Reproduce all of the material word for word.

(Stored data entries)
-- START --

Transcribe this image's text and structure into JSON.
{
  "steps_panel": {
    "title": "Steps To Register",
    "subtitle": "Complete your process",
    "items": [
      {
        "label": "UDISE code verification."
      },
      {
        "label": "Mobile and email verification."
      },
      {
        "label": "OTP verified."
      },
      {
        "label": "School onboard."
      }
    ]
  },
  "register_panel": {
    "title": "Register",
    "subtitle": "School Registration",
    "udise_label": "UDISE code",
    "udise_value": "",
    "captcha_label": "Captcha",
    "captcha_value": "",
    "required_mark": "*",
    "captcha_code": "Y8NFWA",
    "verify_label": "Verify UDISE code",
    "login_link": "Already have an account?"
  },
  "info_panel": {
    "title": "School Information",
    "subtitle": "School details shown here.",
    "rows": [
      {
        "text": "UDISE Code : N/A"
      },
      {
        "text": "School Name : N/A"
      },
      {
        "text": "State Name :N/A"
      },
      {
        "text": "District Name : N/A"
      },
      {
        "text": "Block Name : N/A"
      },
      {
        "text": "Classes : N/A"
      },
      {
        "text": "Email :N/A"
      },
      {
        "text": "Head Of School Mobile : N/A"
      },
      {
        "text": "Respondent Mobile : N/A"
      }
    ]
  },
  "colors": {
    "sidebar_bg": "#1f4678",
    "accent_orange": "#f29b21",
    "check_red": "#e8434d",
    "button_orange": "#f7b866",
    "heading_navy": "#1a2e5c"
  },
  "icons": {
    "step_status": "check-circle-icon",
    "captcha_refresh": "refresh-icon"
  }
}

-- END --

■ **OUTPUT OF THE EXERCISE**
Transcribe this image's text and structure into JSON.
{
  "steps_panel": {
    "title": "Steps To Register",
    "subtitle": "Complete your process",
    "items": [
      {
        "label": "UDISE code verification."
      },
      {
        "label": "Mobile and email verification."
      },
      {
        "label": "OTP verified."
      },
      {
        "label": "School onboard."
      }
    ]
  },
  "register_panel": {
    "title": "Register",
    "subtitle": "School Registration",
    "udise_label": "UDISE code",
    "udise_value": "",
    "captcha_label": "Captcha",
    "captcha_value": "",
    "required_mark": "*",
    "captcha_code": "Y8NFWA",
    "verify_label": "Verify UDISE code",
    "login_link": "Already have an account?"
  },
  "info_panel": {
    "title": "School Information",
    "subtitle": "School details shown here.",
    "rows": [
      {
        "text": "UDISE Code : N/A"
      },
      {
        "text": "School Name : N/A"
      },
      {
        "text": "State Name :N/A"
      },
      {
        "text": "District Name : N/A"
      },
      {
        "text": "Block Name : N/A"
      },
      {
        "text": "Classes : N/A"
      },
      {
        "text": "Email :N/A"
      },
      {
        "text": "Head Of School Mobile : N/A"
      },
      {
        "text": "Respondent Mobile : N/A"
      }
    ]
  },
  "colors": {
    "sidebar_bg": "#1f4678",
    "accent_orange": "#f29b21",
    "check_red": "#e8434d",
    "button_orange": "#f7b866",
    "heading_navy": "#1a2e5c"
  },
  "icons": {
    "step_status": "check-circle-icon",
    "captcha_refresh": "refresh-icon"
  }
}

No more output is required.